• **THE REQUEST**
Quote every line as given.

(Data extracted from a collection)
* Begin *
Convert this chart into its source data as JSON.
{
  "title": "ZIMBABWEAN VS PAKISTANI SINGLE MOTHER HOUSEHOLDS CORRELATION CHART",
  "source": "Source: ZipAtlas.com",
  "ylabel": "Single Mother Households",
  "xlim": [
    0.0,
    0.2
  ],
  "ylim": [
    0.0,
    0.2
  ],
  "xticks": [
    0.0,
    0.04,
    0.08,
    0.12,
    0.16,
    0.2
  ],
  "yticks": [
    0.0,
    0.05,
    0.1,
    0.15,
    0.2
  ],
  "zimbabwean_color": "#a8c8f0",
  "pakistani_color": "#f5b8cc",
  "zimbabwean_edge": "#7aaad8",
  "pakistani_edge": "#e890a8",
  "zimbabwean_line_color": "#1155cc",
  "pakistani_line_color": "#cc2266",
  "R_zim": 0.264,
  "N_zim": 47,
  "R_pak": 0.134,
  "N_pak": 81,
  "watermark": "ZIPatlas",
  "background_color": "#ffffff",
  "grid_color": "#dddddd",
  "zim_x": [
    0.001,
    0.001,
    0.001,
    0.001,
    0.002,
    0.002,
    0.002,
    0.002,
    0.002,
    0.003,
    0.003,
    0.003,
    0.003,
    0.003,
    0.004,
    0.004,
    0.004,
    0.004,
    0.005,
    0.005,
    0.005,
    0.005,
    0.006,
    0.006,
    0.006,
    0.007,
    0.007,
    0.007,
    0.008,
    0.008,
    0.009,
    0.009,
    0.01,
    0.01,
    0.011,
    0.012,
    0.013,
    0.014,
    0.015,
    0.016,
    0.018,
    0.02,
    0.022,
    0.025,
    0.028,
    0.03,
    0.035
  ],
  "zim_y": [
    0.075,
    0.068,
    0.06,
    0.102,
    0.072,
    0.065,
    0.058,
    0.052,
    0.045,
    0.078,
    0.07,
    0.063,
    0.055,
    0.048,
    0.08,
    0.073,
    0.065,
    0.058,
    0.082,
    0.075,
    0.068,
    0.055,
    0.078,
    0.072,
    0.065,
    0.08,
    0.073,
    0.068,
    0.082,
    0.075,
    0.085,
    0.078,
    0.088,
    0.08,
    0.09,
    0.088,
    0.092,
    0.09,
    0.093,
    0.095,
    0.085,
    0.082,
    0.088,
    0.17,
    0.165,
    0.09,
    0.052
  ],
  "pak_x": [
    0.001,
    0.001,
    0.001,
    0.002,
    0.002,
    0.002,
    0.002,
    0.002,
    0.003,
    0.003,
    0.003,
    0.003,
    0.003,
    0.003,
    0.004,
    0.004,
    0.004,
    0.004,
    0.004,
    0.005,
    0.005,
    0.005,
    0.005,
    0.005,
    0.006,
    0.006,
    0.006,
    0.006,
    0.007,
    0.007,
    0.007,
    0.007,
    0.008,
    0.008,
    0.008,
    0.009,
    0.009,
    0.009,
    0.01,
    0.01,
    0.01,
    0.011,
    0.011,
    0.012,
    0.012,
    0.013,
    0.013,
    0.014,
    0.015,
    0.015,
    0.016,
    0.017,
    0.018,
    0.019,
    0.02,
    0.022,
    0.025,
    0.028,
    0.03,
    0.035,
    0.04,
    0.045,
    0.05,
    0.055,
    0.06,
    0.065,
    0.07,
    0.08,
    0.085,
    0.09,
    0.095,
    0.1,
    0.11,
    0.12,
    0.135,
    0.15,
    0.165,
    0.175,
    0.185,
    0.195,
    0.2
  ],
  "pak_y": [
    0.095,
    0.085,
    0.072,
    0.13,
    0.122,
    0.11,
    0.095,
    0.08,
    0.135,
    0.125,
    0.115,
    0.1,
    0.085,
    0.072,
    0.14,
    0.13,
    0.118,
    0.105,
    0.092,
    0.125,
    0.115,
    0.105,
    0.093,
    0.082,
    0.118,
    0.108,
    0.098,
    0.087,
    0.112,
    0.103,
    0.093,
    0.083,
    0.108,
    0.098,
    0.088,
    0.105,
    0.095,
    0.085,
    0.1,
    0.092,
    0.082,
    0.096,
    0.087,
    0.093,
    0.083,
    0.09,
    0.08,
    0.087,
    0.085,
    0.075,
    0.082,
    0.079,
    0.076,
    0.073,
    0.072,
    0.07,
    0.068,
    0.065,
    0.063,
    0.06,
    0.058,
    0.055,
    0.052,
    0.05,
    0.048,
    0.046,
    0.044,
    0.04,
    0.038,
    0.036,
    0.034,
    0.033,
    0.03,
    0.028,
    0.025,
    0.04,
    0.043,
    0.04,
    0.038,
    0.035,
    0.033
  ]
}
* End *
• **REPLY TO THE TASK**
Convert this chart into its source data as JSON.
{
  "title": "ZIMBABWEAN VS PAKISTANI SINGLE MOTHER HOUSEHOLDS CORRELATION CHART",
  "source": "Source: ZipAtlas.com",
  "ylabel": "Single Mother Households",
  "xlim": [
    0.0,
    0.2
  ],
  "ylim": [
    0.0,
    0.2
  ],
  "xticks": [
    0.0,
    0.04,
    0.08,
    0.12,
    0.16,
    0.2
  ],
  "yticks": [
    0.0,
    0.05,
    0.1,
    0.15,
    0.2
  ],
  "zimbabwean_color": "#a8c8f0",
  "pakistani_color": "#f5b8cc",
  "zimbabwean_edge": "#7aaad8",
  "pakistani_edge": "#e890a8",
  "zimbabwean_line_color": "#1155cc",
  "pakistani_line_color": "#cc2266",
  "R_zim": 0.264,
  "N_zim": 47,
  "R_pak": 0.134,
  "N_pak": 81,
  "watermark": "ZIPatlas",
  "background_color": "#ffffff",
  "grid_color": "#dddddd",
  "zim_x": [
    0.001,
    0.001,
    0.001,
    0.001,
    0.002,
    0.002,
    0.002,
    0.002,
    0.002,
    0.003,
    0.003,
    0.003,
    0.003,
    0.003,
    0.004,
    0.004,
    0.004,
    0.004,
    0.005,
    0.005,
    0.005,
    0.005,
    0.006,
    0.006,
    0.006,
    0.007,
    0.007,
    0.007,
    0.008,
    0.008,
    0.009,
    0.009,
    0.01,
    0.01,
    0.011,
    0.012,
    0.013,
    0.014,
    0.015,
    0.016,
    0.018,
    0.02,
    0.022,
    0.025,
    0.028,
    0.03,
    0.035
  ],
  "zim_y": [
    0.075,
    0.068,
    0.06,
    0.102,
    0.072,
    0.065,
    0.058,
    0.052,
    0.045,
    0.078,
    0.07,
    0.063,
    0.055,
    0.048,
    0.08,
    0.073,
    0.065,
    0.058,
    0.082,
    0.075,
    0.068,
    0.055,
    0.078,
    0.072,
    0.065,
    0.08,
    0.073,
    0.068,
    0.082,
    0.075,
    0.085,
    0.078,
    0.088,
    0.08,
    0.09,
    0.088,
    0.092,
    0.09,
    0.093,
    0.095,
    0.085,
    0.082,
    0.088,
    0.17,
    0.165,
    0.09,
    0.052
  ],
  "pak_x": [
    0.001,
    0.001,
    0.001,
    0.002,
    0.002,
    0.002,
    0.002,
    0.002,
    0.003,
    0.003,
    0.003,
    0.003,
    0.003,
    0.003,
    0.004,
    0.004,
    0.004,
    0.004,
    0.004,
    0.005,
    0.005,
    0.005,
    0.005,
    0.005,
    0.006,
    0.006,
    0.006,
    0.006,
    0.007,
    0.007,
    0.007,
    0.007,
    0.008,
    0.008,
    0.008,
    0.009,
    0.009,
    0.009,
    0.01,
    0.01,
    0.01,
    0.011,
    0.011,
    0.012,
    0.012,
    0.013,
    0.013,
    0.014,
    0.015,
    0.015,
    0.016,
    0.017,
    0.018,
    0.019,
    0.02,
    0.022,
    0.025,
    0.028,
    0.03,
    0.035,
    0.04,
    0.045,
    0.05,
    0.055,
    0.06,
    0.065,
    0.07,
    0.08,
    0.085,
    0.09,
    0.095,
    0.1,
    0.11,
    0.12,
    0.135,
    0.15,
    0.165,
    0.175,
    0.185,
    0.195,
    0.2
  ],
  "pak_y": [
    0.095,
    0.085,
    0.072,
    0.13,
    0.122,
    0.11,
    0.095,
    0.08,
    0.135,
    0.125,
    0.115,
    0.1,
    0.085,
    0.072,
    0.14,
    0.13,
    0.118,
    0.105,
    0.092,
    0.125,
    0.115,
    0.105,
    0.093,
    0.082,
    0.118,
    0.108,
    0.098,
    0.087,
    0.112,
    0.103,
    0.093,
    0.083,
    0.108,
    0.098,
    0.088,
    0.105,
    0.095,
    0.085,
    0.1,
    0.092,
    0.082,
    0.096,
    0.087,
    0.093,
    0.083,
    0.09,
    0.08,
    0.087,
    0.085,
    0.075,
    0.082,
    0.079,
    0.076,
    0.073,
    0.072,
    0.07,
    0.068,
    0.065,
    0.063,
    0.06,
    0.058,
    0.055,
    0.052,
    0.05,
    0.048,
    0.046,
    0.044,
    0.04,
    0.038,
    0.036,
    0.034,
    0.033,
    0.03,
    0.028,
    0.025,
    0.04,
    0.043,
    0.04,
    0.038,
    0.035,
    0.033
  ]
}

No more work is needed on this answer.